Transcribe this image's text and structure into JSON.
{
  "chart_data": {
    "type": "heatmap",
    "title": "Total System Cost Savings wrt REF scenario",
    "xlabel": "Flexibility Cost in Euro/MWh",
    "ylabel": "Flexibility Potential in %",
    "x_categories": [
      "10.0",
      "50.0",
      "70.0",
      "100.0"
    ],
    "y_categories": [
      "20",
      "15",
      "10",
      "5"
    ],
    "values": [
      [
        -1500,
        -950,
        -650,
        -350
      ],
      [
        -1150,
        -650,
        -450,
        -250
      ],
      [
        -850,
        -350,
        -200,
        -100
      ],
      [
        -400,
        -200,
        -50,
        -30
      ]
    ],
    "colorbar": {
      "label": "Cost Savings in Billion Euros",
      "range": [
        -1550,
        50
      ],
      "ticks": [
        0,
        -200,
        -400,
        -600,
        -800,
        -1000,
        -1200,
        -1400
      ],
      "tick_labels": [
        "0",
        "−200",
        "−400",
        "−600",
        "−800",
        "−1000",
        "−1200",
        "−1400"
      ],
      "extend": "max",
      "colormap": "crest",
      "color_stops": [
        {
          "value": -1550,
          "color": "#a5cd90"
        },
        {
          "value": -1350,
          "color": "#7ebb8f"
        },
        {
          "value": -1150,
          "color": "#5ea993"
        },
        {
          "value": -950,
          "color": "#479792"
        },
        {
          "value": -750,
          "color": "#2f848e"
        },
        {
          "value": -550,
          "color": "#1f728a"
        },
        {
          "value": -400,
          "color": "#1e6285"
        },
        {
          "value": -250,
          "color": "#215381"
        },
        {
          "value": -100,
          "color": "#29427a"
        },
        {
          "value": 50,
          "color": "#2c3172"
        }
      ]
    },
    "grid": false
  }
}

● THE REQUEST
Repeat all entries. Match them exactly.

● OUTPUT OF THE EXERCISE
Transcribe this image's text and structure into JSON.
{
  "chart_data": {
    "type": "heatmap",
    "title": "Total System Cost Savings wrt REF scenario",
    "xlabel": "Flexibility Cost in Euro/MWh",
    "ylabel": "Flexibility Potential in %",
    "x_categories": [
      "10.0",
      "50.0",
      "70.0",
      "100.0"
    ],
    "y_categories": [
      "20",
      "15",
      "10",
      "5"
    ],
    "values": [
      [
        -1500,
        -950,
        -650,
        -350
      ],
      [
        -1150,
        -650,
        -450,
        -250
      ],
      [
        -850,
        -350,
        -200,
        -100
      ],
      [
        -400,
        -200,
        -50,
        -30
      ]
    ],
    "colorbar": {
      "label": "Cost Savings in Billion Euros",
      "range": [
        -1550,
        50
      ],
      "ticks": [
        0,
        -200,
        -400,
        -600,
        -800,
        -1000,
        -1200,
        -1400
      ],
      "tick_labels": [
        "0",
        "−200",
        "−400",
        "−600",
        "−800",
        "−1000",
        "−1200",
        "−1400"
      ],
      "extend": "max",
      "colormap": "crest",
      "color_stops": [
        {
          "value": -1550,
          "color": "#a5cd90"
        },
        {
          "value": -1350,
          "color": "#7ebb8f"
        },
        {
          "value": -1150,
          "color": "#5ea993"
        },
        {
          "value": -950,
          "color": "#479792"
        },
        {
          "value": -750,
          "color": "#2f848e"
        },
        {
          "value": -550,
          "color": "#1f728a"
        },
        {
          "value": -400,
          "color": "#1e6285"
        },
        {
          "value": -250,
          "color": "#215381"
        },
        {
          "value": -100,
          "color": "#29427a"
        },
        {
          "value": 50,
          "color": "#2c3172"
        }
      ]
    },
    "grid": false
  }
}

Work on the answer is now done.